THE TASK
Return all lines from the listing below in which the string "axis" occurs.

INPUT RECORDS
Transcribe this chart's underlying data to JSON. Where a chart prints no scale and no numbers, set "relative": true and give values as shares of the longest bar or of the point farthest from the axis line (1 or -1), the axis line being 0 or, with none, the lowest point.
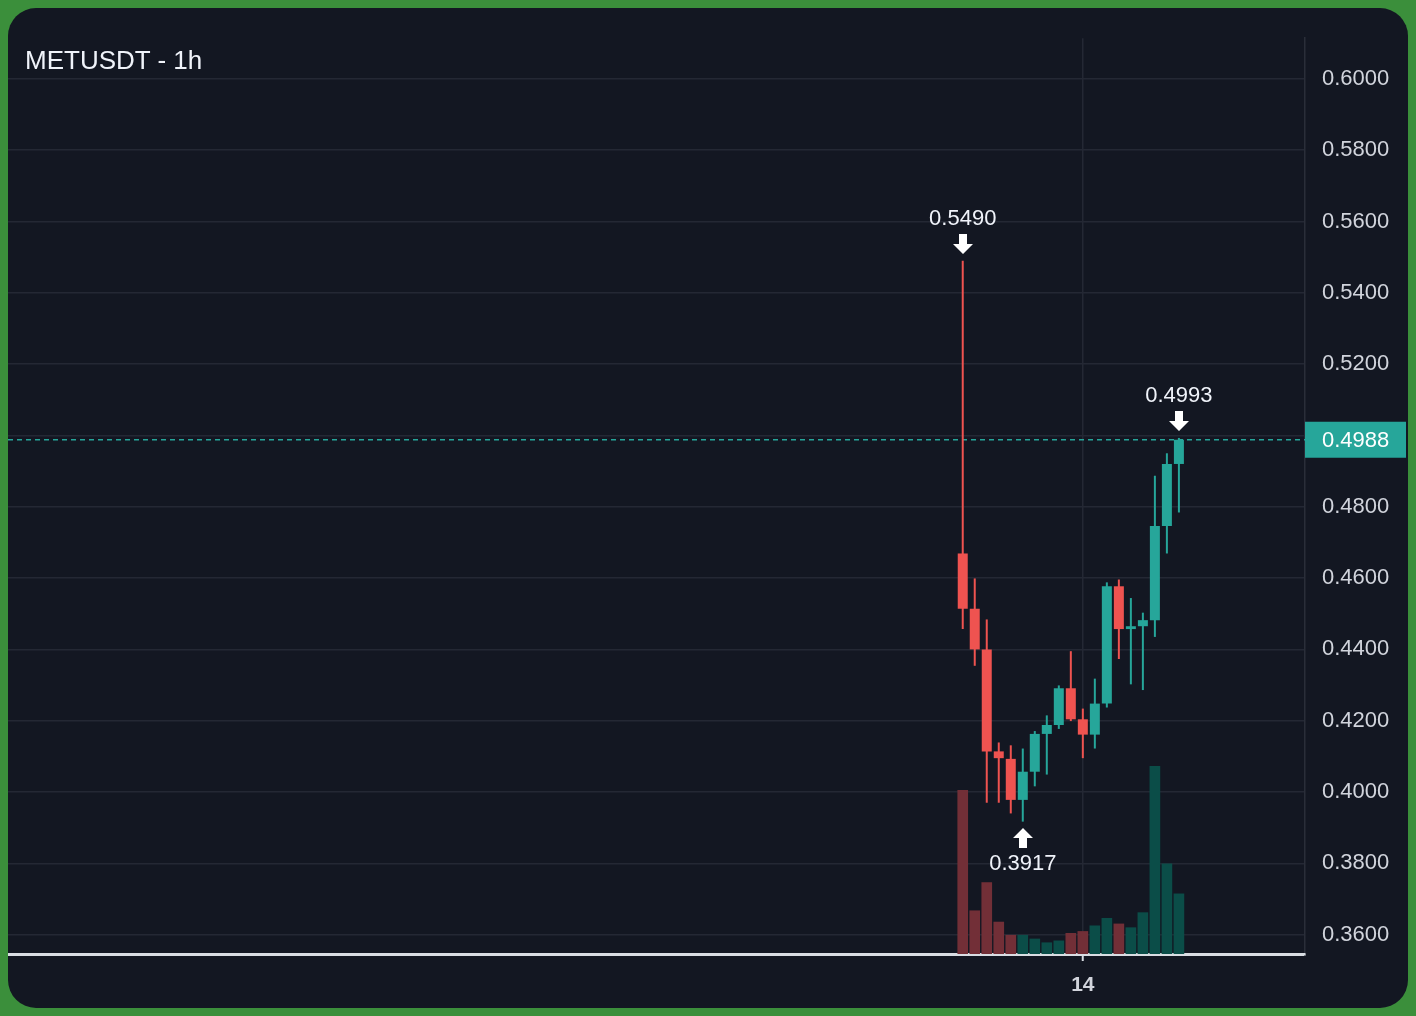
{
  "chart_data": [
    {
      "type": "candlestick",
      "title": "METUSDT - 1h",
      "categories": [
        null,
        null,
        null,
        null,
        null,
        null,
        null,
        null,
        null,
        null,
        null,
        null,
        null,
        null,
        null,
        null,
        null,
        null,
        null,
        null,
        null,
        null,
        null,
        null,
        null,
        null,
        null,
        null,
        null,
        null,
        null,
        null,
        null,
        null,
        null,
        null,
        null,
        null,
        null,
        null,
        null,
        null,
        null,
        null,
        null,
        null,
        null,
        null,
        null,
        null,
        null,
        null,
        null,
        null,
        null,
        null,
        null,
        null,
        null,
        null,
        null,
        null,
        null,
        null,
        null,
        null,
        null,
        null,
        null,
        null,
        null,
        null,
        null,
        null,
        null,
        null,
        null,
        null,
        null,
        null,
        null,
        null,
        null,
        null,
        null,
        null,
        null,
        null,
        null,
        "14",
        null,
        null,
        null,
        null,
        null,
        null,
        null,
        null,
        null,
        null,
        null,
        null,
        null,
        null,
        null,
        null,
        null,
        null
      ],
      "ohlc": [
        null,
        null,
        null,
        null,
        null,
        null,
        null,
        null,
        null,
        null,
        null,
        null,
        null,
        null,
        null,
        null,
        null,
        null,
        null,
        null,
        null,
        null,
        null,
        null,
        null,
        null,
        null,
        null,
        null,
        null,
        null,
        null,
        null,
        null,
        null,
        null,
        null,
        null,
        null,
        null,
        null,
        null,
        null,
        null,
        null,
        null,
        null,
        null,
        null,
        null,
        null,
        null,
        null,
        null,
        null,
        null,
        null,
        null,
        null,
        null,
        null,
        null,
        null,
        null,
        null,
        null,
        null,
        null,
        null,
        null,
        null,
        null,
        null,
        null,
        null,
        null,
        null,
        null,
        null,
        [
          0.4669,
          0.549,
          0.4457,
          0.4514
        ],
        [
          0.4514,
          0.4599,
          0.4354,
          0.44
        ],
        [
          0.44,
          0.4484,
          0.397,
          0.4114
        ],
        [
          0.4114,
          0.4139,
          0.397,
          0.4095
        ],
        [
          0.4093,
          0.4131,
          0.394,
          0.3978
        ],
        [
          0.3978,
          0.4122,
          0.3917,
          0.4057
        ],
        [
          0.4057,
          0.4171,
          0.4016,
          0.4163
        ],
        [
          0.4163,
          0.4215,
          0.4049,
          0.4188
        ],
        [
          0.4188,
          0.4299,
          0.4177,
          0.4291
        ],
        [
          0.4291,
          0.4395,
          0.4199,
          0.4204
        ],
        [
          0.4204,
          0.4234,
          0.4095,
          0.4161
        ],
        [
          0.4161,
          0.4318,
          0.4122,
          0.4248
        ],
        [
          0.4248,
          0.4588,
          0.4237,
          0.4577
        ],
        [
          0.4577,
          0.4596,
          0.4373,
          0.4457
        ],
        [
          0.4457,
          0.4544,
          0.4302,
          0.4465
        ],
        [
          0.4465,
          0.4503,
          0.4286,
          0.4482
        ],
        [
          0.4482,
          0.4887,
          0.4435,
          0.4746
        ],
        [
          0.4746,
          0.495,
          0.4669,
          0.492
        ],
        [
          0.492,
          0.4993,
          0.4784,
          0.4988
        ],
        null,
        null,
        null,
        null,
        null,
        null,
        null,
        null,
        null,
        null
      ],
      "colors": [
        null,
        null,
        null,
        null,
        null,
        null,
        null,
        null,
        null,
        null,
        null,
        null,
        null,
        null,
        null,
        null,
        null,
        null,
        null,
        null,
        null,
        null,
        null,
        null,
        null,
        null,
        null,
        null,
        null,
        null,
        null,
        null,
        null,
        null,
        null,
        null,
        null,
        null,
        null,
        null,
        null,
        null,
        null,
        null,
        null,
        null,
        null,
        null,
        null,
        null,
        null,
        null,
        null,
        null,
        null,
        null,
        null,
        null,
        null,
        null,
        null,
        null,
        null,
        null,
        null,
        null,
        null,
        null,
        null,
        null,
        null,
        null,
        null,
        null,
        null,
        null,
        null,
        null,
        null,
        "#ef5350",
        "#ef5350",
        "#ef5350",
        "#ef5350",
        "#ef5350",
        "#26a69a",
        "#26a69a",
        "#26a69a",
        "#26a69a",
        "#ef5350",
        "#ef5350",
        "#26a69a",
        "#26a69a",
        "#ef5350",
        "#26a69a",
        "#26a69a",
        "#26a69a",
        "#26a69a",
        "#26a69a",
        null,
        null,
        null,
        null,
        null,
        null,
        null,
        null,
        null,
        null
      ],
      "ylim": [
        0.3543,
        0.6114
      ],
      "yticks": [
        {
          "value": 0.36,
          "label": "0.3600"
        },
        {
          "value": 0.38,
          "label": "0.3800"
        },
        {
          "value": 0.4,
          "label": "0.4000"
        },
        {
          "value": 0.42,
          "label": "0.4200"
        },
        {
          "value": 0.44,
          "label": "0.4400"
        },
        {
          "value": 0.46,
          "label": "0.4600"
        },
        {
          "value": 0.48,
          "label": "0.4800"
        },
        {
          "value": 0.5,
          "label": null
        },
        {
          "value": 0.52,
          "label": "0.5200"
        },
        {
          "value": 0.54,
          "label": "0.5400"
        },
        {
          "value": 0.56,
          "label": "0.5600"
        },
        {
          "value": 0.58,
          "label": "0.5800"
        },
        {
          "value": 0.6,
          "label": "0.6000"
        }
      ],
      "grid": true,
      "ref_lines": [
        {
          "axis": "y",
          "value": 0.4988,
          "label": "0.4988",
          "color": "#26a69a",
          "line_style": "dashed"
        }
      ],
      "annotations": [
        "0.5490",
        "0.3917",
        "0.4993"
      ]
    },
    {
      "type": "bar",
      "relative": true,
      "categories": [
        null,
        null,
        null,
        null,
        null,
        null,
        null,
        null,
        null,
        null,
        null,
        null,
        null,
        null,
        null,
        null,
        null,
        null,
        null,
        null,
        null,
        null,
        null,
        null,
        null,
        null,
        null,
        null,
        null,
        null,
        null,
        null,
        null,
        null,
        null,
        null,
        null,
        null,
        null,
        null,
        null,
        null,
        null,
        null,
        null,
        null,
        null,
        null,
        null,
        null,
        null,
        null,
        null,
        null,
        null,
        null,
        null,
        null,
        null,
        null,
        null,
        null,
        null,
        null,
        null,
        null,
        null,
        null,
        null,
        null,
        null,
        null,
        null,
        null,
        null,
        null,
        null,
        null,
        null,
        null,
        null,
        null,
        null,
        null,
        null,
        null,
        null,
        null,
        null,
        null,
        null,
        null,
        null,
        null,
        null,
        null,
        null,
        null,
        null,
        null,
        null,
        null,
        null,
        null,
        null,
        null,
        null,
        null
      ],
      "values": [
        null,
        null,
        null,
        null,
        null,
        null,
        null,
        null,
        null,
        null,
        null,
        null,
        null,
        null,
        null,
        null,
        null,
        null,
        null,
        null,
        null,
        null,
        null,
        null,
        null,
        null,
        null,
        null,
        null,
        null,
        null,
        null,
        null,
        null,
        null,
        null,
        null,
        null,
        null,
        null,
        null,
        null,
        null,
        null,
        null,
        null,
        null,
        null,
        null,
        null,
        null,
        null,
        null,
        null,
        null,
        null,
        null,
        null,
        null,
        null,
        null,
        null,
        null,
        null,
        null,
        null,
        null,
        null,
        null,
        null,
        null,
        null,
        null,
        null,
        null,
        null,
        null,
        null,
        null,
        0.87,
        0.23,
        0.38,
        0.17,
        0.1,
        0.1,
        0.08,
        0.06,
        0.07,
        0.11,
        0.12,
        0.15,
        0.19,
        0.16,
        0.14,
        0.22,
        1,
        0.48,
        0.32,
        null,
        null,
        null,
        null,
        null,
        null,
        null,
        null,
        null,
        null
      ],
      "colors": [
        null,
        null,
        null,
        null,
        null,
        null,
        null,
        null,
        null,
        null,
        null,
        null,
        null,
        null,
        null,
        null,
        null,
        null,
        null,
        null,
        null,
        null,
        null,
        null,
        null,
        null,
        null,
        null,
        null,
        null,
        null,
        null,
        null,
        null,
        null,
        null,
        null,
        null,
        null,
        null,
        null,
        null,
        null,
        null,
        null,
        null,
        null,
        null,
        null,
        null,
        null,
        null,
        null,
        null,
        null,
        null,
        null,
        null,
        null,
        null,
        null,
        null,
        null,
        null,
        null,
        null,
        null,
        null,
        null,
        null,
        null,
        null,
        null,
        null,
        null,
        null,
        null,
        null,
        null,
        "#722f37",
        "#722f37",
        "#722f37",
        "#722f37",
        "#722f37",
        "#0b4d48",
        "#0b4d48",
        "#0b4d48",
        "#0b4d48",
        "#722f37",
        "#722f37",
        "#0b4d48",
        "#0b4d48",
        "#722f37",
        "#0b4d48",
        "#0b4d48",
        "#0b4d48",
        "#0b4d48",
        "#0b4d48",
        null,
        null,
        null,
        null,
        null,
        null,
        null,
        null,
        null,
        null
      ]
    }
  ]
}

OUTPUT OF THE TASK
Transcribe this chart's underlying data to JSON. Where a chart prints no scale and no numbers, set "relative": true and give values as shares of the longest bar or of the point farthest from the axis line (1 or -1), the axis line being 0 or, with none, the lowest point.
          "axis": "y",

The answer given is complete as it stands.